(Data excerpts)
———
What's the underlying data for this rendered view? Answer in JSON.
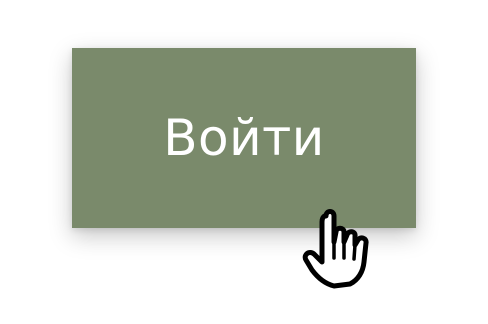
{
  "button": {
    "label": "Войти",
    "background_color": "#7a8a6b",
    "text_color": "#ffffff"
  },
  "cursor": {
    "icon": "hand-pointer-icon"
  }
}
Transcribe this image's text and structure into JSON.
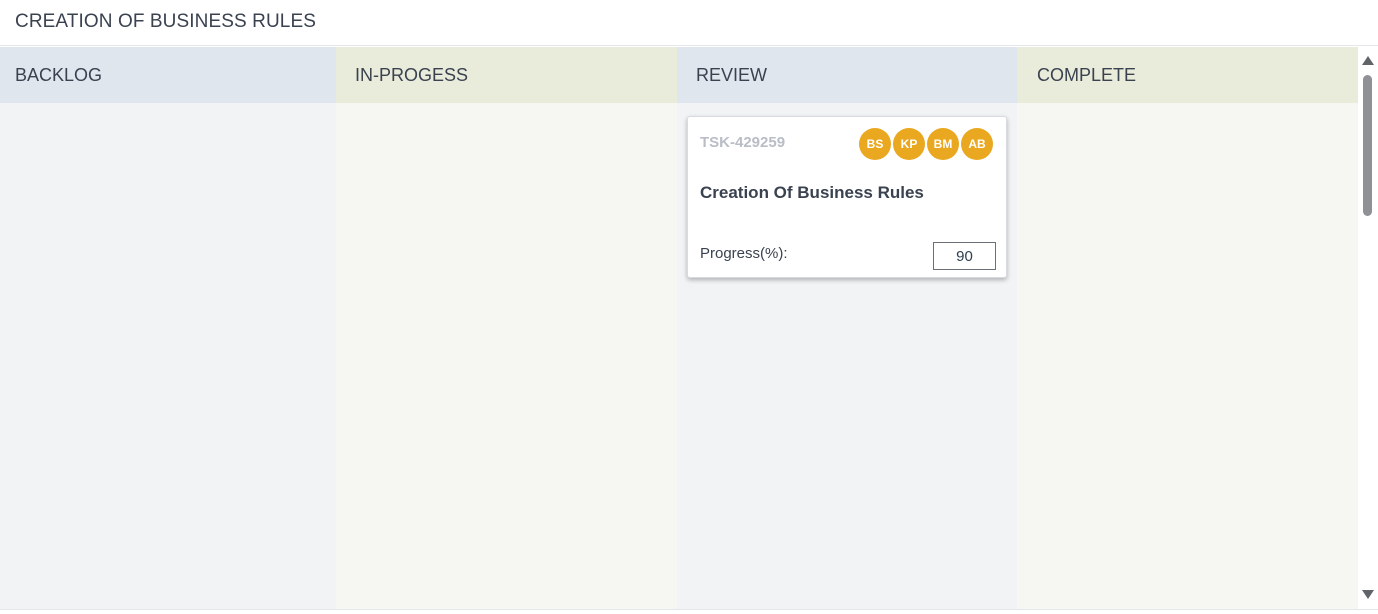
———
[GIVEN INSTRUCTION] Leave out the pictures and print every line of the data exactly.

[ANSWER TO THE EXERCISE]
What's the underlying data for this rendered view? Answer in JSON.
{
  "button": {
    "label": "Войти",
    "background_color": "#7a8a6b",
    "text_color": "#ffffff"
  },
  "cursor": {
    "icon": "hand-pointer-icon"
  }
}
Transcribe this image's text and structure into JSON.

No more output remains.